# OBJECTIVE:
Copy every line of the items below verbatim, without any alteration.

··········

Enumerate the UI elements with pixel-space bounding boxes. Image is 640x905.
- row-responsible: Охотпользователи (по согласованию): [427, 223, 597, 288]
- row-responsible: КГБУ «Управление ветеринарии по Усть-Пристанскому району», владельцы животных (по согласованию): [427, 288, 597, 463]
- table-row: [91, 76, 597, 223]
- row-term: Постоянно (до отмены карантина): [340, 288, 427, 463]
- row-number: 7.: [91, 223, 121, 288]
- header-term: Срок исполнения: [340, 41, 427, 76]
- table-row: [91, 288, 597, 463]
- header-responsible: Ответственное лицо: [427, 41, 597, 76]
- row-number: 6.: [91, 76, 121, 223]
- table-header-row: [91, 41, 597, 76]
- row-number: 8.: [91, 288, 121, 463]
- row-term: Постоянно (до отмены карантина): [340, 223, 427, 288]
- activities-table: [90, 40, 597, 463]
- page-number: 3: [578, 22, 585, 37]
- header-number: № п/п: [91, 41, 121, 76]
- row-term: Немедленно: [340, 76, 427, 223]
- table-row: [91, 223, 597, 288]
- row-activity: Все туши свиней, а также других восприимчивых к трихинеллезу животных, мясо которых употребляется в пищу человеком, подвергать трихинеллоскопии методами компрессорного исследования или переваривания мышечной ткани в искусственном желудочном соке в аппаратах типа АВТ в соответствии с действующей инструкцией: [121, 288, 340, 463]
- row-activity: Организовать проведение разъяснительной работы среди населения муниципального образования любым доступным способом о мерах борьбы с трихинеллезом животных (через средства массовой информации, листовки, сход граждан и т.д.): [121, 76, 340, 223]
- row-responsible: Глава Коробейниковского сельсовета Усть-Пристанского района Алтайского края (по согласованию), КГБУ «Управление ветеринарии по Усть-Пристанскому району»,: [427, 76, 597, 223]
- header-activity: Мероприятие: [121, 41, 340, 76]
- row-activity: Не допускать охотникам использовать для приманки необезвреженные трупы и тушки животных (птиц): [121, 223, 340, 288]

··········

# OUTPUT OF THE TASK:
Enumerate the UI elements with pixel-space bounding boxes. Image is 640x905.
- row-responsible: Охотпользователи (по согласованию): [427, 223, 597, 288]
- row-responsible: КГБУ «Управление ветеринарии по Усть-Пристанскому району», владельцы животных (по согласованию): [427, 288, 597, 463]
- table-row: [91, 76, 597, 223]
- row-term: Постоянно (до отмены карантина): [340, 288, 427, 463]
- row-number: 7.: [91, 223, 121, 288]
- header-term: Срок исполнения: [340, 41, 427, 76]
- table-row: [91, 288, 597, 463]
- header-responsible: Ответственное лицо: [427, 41, 597, 76]
- row-number: 6.: [91, 76, 121, 223]
- table-header-row: [91, 41, 597, 76]
- row-number: 8.: [91, 288, 121, 463]
- row-term: Постоянно (до отмены карантина): [340, 223, 427, 288]
- activities-table: [90, 40, 597, 463]
- page-number: 3: [578, 22, 585, 37]
- header-number: № п/п: [91, 41, 121, 76]
- row-term: Немедленно: [340, 76, 427, 223]
- table-row: [91, 223, 597, 288]
- row-activity: Все туши свиней, а также других восприимчивых к трихинеллезу животных, мясо которых употребляется в пищу человеком, подвергать трихинеллоскопии методами компрессорного исследования или переваривания мышечной ткани в искусственном желудочном соке в аппаратах типа АВТ в соответствии с действующей инструкцией: [121, 288, 340, 463]
- row-activity: Организовать проведение разъяснительной работы среди населения муниципального образования любым доступным способом о мерах борьбы с трихинеллезом животных (через средства массовой информации, листовки, сход граждан и т.д.): [121, 76, 340, 223]
- row-responsible: Глава Коробейниковского сельсовета Усть-Пристанского района Алтайского края (по согласованию), КГБУ «Управление ветеринарии по Усть-Пристанскому району»,: [427, 76, 597, 223]
- header-activity: Мероприятие: [121, 41, 340, 76]
- row-activity: Не допускать охотникам использовать для приманки необезвреженные трупы и тушки животных (птиц): [121, 223, 340, 288]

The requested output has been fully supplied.